■ **SET PROBLEM**:
Your answer should be a single number: the count of lines in the material below that hold "device".

(Saved data entries)
# # #

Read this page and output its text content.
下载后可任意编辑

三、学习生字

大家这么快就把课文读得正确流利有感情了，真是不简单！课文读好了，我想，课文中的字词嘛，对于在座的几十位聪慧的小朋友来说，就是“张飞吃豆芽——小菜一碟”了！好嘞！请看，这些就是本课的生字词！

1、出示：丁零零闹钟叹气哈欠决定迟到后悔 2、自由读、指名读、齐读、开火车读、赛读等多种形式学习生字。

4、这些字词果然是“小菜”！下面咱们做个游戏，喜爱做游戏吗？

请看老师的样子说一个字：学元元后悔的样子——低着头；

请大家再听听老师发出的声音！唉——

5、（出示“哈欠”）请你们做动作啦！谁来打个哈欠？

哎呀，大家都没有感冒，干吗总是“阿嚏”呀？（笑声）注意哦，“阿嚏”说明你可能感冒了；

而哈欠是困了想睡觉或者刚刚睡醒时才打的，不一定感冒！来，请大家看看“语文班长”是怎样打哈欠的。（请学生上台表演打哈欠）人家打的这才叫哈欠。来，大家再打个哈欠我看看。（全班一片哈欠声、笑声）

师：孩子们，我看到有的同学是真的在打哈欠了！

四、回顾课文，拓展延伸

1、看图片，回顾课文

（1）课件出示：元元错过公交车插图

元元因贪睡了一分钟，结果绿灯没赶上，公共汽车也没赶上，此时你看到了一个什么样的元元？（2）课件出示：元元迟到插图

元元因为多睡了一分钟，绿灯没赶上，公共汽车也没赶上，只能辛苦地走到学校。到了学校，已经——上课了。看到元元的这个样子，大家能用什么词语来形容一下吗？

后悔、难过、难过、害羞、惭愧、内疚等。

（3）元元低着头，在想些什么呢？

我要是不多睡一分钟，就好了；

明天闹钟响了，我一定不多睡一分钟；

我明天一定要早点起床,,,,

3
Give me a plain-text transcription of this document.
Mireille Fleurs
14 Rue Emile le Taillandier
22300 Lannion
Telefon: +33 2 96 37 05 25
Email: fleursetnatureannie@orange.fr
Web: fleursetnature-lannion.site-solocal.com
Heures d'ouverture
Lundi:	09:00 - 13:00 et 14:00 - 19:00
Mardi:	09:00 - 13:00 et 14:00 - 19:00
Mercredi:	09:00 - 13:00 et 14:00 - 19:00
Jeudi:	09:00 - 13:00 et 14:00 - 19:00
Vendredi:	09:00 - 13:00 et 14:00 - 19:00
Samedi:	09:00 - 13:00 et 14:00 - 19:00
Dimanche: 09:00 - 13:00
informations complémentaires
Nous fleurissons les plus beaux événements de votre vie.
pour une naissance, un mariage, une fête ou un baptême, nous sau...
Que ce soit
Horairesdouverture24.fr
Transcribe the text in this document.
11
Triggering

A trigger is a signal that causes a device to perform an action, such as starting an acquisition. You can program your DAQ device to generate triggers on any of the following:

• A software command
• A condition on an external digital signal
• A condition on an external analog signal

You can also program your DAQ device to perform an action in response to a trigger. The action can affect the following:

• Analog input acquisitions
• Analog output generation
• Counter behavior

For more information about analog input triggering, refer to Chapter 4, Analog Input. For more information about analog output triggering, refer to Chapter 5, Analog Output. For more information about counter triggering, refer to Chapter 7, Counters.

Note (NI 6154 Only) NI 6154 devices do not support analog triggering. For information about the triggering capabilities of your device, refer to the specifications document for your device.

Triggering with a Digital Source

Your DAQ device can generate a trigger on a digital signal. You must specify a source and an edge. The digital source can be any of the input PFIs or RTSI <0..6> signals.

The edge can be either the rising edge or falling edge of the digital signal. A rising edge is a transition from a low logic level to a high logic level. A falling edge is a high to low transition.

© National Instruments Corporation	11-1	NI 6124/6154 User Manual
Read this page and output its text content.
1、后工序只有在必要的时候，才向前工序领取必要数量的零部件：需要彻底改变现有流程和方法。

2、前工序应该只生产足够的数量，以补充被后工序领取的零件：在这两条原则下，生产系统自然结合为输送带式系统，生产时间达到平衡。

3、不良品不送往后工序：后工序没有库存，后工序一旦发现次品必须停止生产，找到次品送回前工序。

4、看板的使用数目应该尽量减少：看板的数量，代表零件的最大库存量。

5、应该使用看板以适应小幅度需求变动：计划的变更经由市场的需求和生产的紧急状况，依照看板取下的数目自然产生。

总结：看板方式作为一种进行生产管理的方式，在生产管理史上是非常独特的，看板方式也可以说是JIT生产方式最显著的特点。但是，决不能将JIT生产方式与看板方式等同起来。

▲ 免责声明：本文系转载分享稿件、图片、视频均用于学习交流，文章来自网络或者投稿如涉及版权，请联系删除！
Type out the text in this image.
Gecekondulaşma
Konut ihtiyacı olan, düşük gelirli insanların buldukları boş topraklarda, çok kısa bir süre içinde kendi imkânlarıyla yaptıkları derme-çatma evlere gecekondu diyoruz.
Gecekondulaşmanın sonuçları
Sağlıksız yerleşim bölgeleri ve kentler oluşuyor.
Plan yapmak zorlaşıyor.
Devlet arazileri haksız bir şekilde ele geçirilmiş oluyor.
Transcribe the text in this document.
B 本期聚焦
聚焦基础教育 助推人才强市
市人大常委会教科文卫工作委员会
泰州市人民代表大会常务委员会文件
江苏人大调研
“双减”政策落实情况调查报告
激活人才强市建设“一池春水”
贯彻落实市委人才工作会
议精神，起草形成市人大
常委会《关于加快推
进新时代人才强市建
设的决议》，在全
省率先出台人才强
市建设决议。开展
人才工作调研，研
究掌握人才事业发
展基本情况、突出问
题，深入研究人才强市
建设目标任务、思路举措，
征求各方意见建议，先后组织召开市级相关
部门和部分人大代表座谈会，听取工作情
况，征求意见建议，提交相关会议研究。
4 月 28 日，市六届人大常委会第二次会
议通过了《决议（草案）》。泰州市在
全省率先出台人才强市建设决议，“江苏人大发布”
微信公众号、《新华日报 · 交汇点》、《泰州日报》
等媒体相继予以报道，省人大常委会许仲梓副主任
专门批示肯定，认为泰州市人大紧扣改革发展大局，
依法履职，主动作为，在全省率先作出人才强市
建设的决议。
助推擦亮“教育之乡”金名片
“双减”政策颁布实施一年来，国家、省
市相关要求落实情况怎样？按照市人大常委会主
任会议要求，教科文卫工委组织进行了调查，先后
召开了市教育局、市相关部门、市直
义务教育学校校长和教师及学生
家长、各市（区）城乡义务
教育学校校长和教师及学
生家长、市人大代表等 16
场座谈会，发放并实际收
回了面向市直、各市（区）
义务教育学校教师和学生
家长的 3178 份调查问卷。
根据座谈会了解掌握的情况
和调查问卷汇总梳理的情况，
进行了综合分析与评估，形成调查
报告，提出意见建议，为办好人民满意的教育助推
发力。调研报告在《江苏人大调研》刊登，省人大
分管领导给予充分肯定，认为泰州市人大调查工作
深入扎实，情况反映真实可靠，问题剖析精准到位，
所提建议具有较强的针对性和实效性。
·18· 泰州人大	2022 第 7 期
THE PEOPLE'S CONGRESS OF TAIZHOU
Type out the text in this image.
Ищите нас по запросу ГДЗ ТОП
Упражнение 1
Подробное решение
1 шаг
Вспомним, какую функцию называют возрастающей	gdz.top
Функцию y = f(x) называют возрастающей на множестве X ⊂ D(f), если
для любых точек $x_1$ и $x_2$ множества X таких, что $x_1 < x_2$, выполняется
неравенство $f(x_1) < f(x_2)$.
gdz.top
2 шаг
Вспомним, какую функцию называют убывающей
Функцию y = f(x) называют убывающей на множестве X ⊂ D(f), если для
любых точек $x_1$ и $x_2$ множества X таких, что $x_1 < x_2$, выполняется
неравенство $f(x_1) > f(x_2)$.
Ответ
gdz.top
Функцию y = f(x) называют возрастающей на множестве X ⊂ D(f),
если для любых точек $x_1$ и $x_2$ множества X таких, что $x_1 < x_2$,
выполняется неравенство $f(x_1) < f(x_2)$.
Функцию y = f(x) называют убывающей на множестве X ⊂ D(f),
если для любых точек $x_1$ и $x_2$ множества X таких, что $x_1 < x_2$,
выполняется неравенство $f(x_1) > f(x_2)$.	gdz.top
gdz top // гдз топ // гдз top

# # #

■ **RESULT OF THIS TASK**:
4